[Written exercise] Your task is to output all the records below, word for word.

[Data for this exercise]
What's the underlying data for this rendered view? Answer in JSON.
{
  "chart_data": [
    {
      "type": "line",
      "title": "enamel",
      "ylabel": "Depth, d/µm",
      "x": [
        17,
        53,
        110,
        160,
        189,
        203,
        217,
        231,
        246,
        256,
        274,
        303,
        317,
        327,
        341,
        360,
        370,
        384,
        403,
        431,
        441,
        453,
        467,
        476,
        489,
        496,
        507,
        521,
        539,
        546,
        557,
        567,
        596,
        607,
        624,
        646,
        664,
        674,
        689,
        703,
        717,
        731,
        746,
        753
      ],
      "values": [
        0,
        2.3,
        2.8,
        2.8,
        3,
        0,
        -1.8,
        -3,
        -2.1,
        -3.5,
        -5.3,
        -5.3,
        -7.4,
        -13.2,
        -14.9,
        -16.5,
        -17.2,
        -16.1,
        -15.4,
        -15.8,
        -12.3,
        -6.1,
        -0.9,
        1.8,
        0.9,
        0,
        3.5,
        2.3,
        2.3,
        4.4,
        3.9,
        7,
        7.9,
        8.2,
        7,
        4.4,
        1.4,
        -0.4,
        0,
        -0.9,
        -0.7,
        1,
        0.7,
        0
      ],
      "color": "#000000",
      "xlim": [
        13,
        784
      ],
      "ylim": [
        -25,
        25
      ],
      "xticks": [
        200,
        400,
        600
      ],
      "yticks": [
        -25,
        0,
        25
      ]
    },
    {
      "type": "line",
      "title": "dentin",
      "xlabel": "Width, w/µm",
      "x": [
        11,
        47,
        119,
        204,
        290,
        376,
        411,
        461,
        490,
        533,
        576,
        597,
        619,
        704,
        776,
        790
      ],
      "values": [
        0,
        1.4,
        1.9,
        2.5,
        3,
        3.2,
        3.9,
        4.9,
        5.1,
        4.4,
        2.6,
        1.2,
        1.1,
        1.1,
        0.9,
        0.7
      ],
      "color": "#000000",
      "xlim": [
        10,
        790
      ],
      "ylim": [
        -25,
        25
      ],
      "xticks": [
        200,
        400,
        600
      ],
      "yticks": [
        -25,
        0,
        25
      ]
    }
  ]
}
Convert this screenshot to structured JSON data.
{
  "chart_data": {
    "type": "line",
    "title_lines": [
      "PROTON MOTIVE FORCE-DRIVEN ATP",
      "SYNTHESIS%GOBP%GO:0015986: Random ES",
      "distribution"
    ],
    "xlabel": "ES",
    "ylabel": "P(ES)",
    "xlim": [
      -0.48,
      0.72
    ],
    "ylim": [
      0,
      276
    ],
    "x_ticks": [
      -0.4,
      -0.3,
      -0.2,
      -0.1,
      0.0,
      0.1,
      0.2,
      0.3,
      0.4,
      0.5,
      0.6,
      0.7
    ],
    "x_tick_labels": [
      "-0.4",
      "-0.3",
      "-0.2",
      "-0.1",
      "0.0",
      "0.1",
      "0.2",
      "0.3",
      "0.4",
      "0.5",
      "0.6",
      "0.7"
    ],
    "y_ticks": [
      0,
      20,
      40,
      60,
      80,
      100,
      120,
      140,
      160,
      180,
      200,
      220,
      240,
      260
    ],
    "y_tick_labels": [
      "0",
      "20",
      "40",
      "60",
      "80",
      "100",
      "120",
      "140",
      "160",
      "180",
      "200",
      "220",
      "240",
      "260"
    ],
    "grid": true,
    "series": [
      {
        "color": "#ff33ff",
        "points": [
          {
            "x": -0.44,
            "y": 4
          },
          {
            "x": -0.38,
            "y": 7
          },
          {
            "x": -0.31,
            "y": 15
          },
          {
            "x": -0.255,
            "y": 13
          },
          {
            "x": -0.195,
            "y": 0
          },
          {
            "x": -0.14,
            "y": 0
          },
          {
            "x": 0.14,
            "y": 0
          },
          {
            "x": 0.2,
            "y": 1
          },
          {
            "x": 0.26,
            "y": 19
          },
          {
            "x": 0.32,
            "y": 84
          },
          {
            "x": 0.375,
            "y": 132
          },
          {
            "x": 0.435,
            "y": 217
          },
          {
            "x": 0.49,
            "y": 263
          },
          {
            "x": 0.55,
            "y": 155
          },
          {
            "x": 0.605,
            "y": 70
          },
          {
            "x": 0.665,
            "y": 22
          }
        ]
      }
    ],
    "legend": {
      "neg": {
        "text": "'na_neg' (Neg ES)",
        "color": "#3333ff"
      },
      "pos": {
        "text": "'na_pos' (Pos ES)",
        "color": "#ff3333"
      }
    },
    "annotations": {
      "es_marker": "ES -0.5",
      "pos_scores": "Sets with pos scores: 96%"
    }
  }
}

[Written solution]
What's the underlying data for this rendered view? Answer in JSON.
{
  "chart_data": [
    {
      "type": "line",
      "title": "enamel",
      "ylabel": "Depth, d/µm",
      "x": [
        17,
        53,
        110,
        160,
        189,
        203,
        217,
        231,
        246,
        256,
        274,
        303,
        317,
        327,
        341,
        360,
        370,
        384,
        403,
        431,
        441,
        453,
        467,
        476,
        489,
        496,
        507,
        521,
        539,
        546,
        557,
        567,
        596,
        607,
        624,
        646,
        664,
        674,
        689,
        703,
        717,
        731,
        746,
        753
      ],
      "values": [
        0,
        2.3,
        2.8,
        2.8,
        3,
        0,
        -1.8,
        -3,
        -2.1,
        -3.5,
        -5.3,
        -5.3,
        -7.4,
        -13.2,
        -14.9,
        -16.5,
        -17.2,
        -16.1,
        -15.4,
        -15.8,
        -12.3,
        -6.1,
        -0.9,
        1.8,
        0.9,
        0,
        3.5,
        2.3,
        2.3,
        4.4,
        3.9,
        7,
        7.9,
        8.2,
        7,
        4.4,
        1.4,
        -0.4,
        0,
        -0.9,
        -0.7,
        1,
        0.7,
        0
      ],
      "color": "#000000",
      "xlim": [
        13,
        784
      ],
      "ylim": [
        -25,
        25
      ],
      "xticks": [
        200,
        400,
        600
      ],
      "yticks": [
        -25,
        0,
        25
      ]
    },
    {
      "type": "line",
      "title": "dentin",
      "xlabel": "Width, w/µm",
      "x": [
        11,
        47,
        119,
        204,
        290,
        376,
        411,
        461,
        490,
        533,
        576,
        597,
        619,
        704,
        776,
        790
      ],
      "values": [
        0,
        1.4,
        1.9,
        2.5,
        3,
        3.2,
        3.9,
        4.9,
        5.1,
        4.4,
        2.6,
        1.2,
        1.1,
        1.1,
        0.9,
        0.7
      ],
      "color": "#000000",
      "xlim": [
        10,
        790
      ],
      "ylim": [
        -25,
        25
      ],
      "xticks": [
        200,
        400,
        600
      ],
      "yticks": [
        -25,
        0,
        25
      ]
    }
  ]
}
Convert this screenshot to structured JSON data.
{
  "chart_data": {
    "type": "line",
    "title_lines": [
      "PROTON MOTIVE FORCE-DRIVEN ATP",
      "SYNTHESIS%GOBP%GO:0015986: Random ES",
      "distribution"
    ],
    "xlabel": "ES",
    "ylabel": "P(ES)",
    "xlim": [
      -0.48,
      0.72
    ],
    "ylim": [
      0,
      276
    ],
    "x_ticks": [
      -0.4,
      -0.3,
      -0.2,
      -0.1,
      0.0,
      0.1,
      0.2,
      0.3,
      0.4,
      0.5,
      0.6,
      0.7
    ],
    "x_tick_labels": [
      "-0.4",
      "-0.3",
      "-0.2",
      "-0.1",
      "0.0",
      "0.1",
      "0.2",
      "0.3",
      "0.4",
      "0.5",
      "0.6",
      "0.7"
    ],
    "y_ticks": [
      0,
      20,
      40,
      60,
      80,
      100,
      120,
      140,
      160,
      180,
      200,
      220,
      240,
      260
    ],
    "y_tick_labels": [
      "0",
      "20",
      "40",
      "60",
      "80",
      "100",
      "120",
      "140",
      "160",
      "180",
      "200",
      "220",
      "240",
      "260"
    ],
    "grid": true,
    "series": [
      {
        "color": "#ff33ff",
        "points": [
          {
            "x": -0.44,
            "y": 4
          },
          {
            "x": -0.38,
            "y": 7
          },
          {
            "x": -0.31,
            "y": 15
          },
          {
            "x": -0.255,
            "y": 13
          },
          {
            "x": -0.195,
            "y": 0
          },
          {
            "x": -0.14,
            "y": 0
          },
          {
            "x": 0.14,
            "y": 0
          },
          {
            "x": 0.2,
            "y": 1
          },
          {
            "x": 0.26,
            "y": 19
          },
          {
            "x": 0.32,
            "y": 84
          },
          {
            "x": 0.375,
            "y": 132
          },
          {
            "x": 0.435,
            "y": 217
          },
          {
            "x": 0.49,
            "y": 263
          },
          {
            "x": 0.55,
            "y": 155
          },
          {
            "x": 0.605,
            "y": 70
          },
          {
            "x": 0.665,
            "y": 22
          }
        ]
      }
    ],
    "legend": {
      "neg": {
        "text": "'na_neg' (Neg ES)",
        "color": "#3333ff"
      },
      "pos": {
        "text": "'na_pos' (Pos ES)",
        "color": "#ff3333"
      }
    },
    "annotations": {
      "es_marker": "ES -0.5",
      "pos_scores": "Sets with pos scores: 96%"
    }
  }
}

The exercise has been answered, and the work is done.